> Brief: Print the listing below exactly.
Begin Task inputs
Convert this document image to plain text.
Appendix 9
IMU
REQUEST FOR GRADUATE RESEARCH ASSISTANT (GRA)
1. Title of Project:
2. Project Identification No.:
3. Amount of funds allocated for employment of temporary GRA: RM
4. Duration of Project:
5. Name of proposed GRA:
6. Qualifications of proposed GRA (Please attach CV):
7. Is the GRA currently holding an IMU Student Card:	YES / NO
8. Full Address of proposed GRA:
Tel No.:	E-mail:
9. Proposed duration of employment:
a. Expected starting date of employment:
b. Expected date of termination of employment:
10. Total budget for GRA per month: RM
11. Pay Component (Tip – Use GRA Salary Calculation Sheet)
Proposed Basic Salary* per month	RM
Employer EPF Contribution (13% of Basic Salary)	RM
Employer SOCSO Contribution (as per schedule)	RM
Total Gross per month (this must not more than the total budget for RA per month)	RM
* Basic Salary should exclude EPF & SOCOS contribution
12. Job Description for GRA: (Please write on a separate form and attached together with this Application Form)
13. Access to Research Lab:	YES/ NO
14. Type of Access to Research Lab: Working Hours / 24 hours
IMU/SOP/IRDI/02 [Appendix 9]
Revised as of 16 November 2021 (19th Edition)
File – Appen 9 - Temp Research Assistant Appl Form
End Task inputs
> Response to the exercise:
Convert this document image to plain text.
Appendix 9
IMU
REQUEST FOR GRADUATE RESEARCH ASSISTANT (GRA)
1. Title of Project:
2. Project Identification No.:
3. Amount of funds allocated for employment of temporary GRA: RM
4. Duration of Project:
5. Name of proposed GRA:
6. Qualifications of proposed GRA (Please attach CV):
7. Is the GRA currently holding an IMU Student Card:	YES / NO
8. Full Address of proposed GRA:
Tel No.:	E-mail:
9. Proposed duration of employment:
a. Expected starting date of employment:
b. Expected date of termination of employment:
10. Total budget for GRA per month: RM
11. Pay Component (Tip – Use GRA Salary Calculation Sheet)
Proposed Basic Salary* per month	RM
Employer EPF Contribution (13% of Basic Salary)	RM
Employer SOCSO Contribution (as per schedule)	RM
Total Gross per month (this must not more than the total budget for RA per month)	RM
* Basic Salary should exclude EPF & SOCOS contribution
12. Job Description for GRA: (Please write on a separate form and attached together with this Application Form)
13. Access to Research Lab:	YES/ NO
14. Type of Access to Research Lab: Working Hours / 24 hours
IMU/SOP/IRDI/02 [Appendix 9]
Revised as of 16 November 2021 (19th Edition)
File – Appen 9 - Temp Research Assistant Appl Form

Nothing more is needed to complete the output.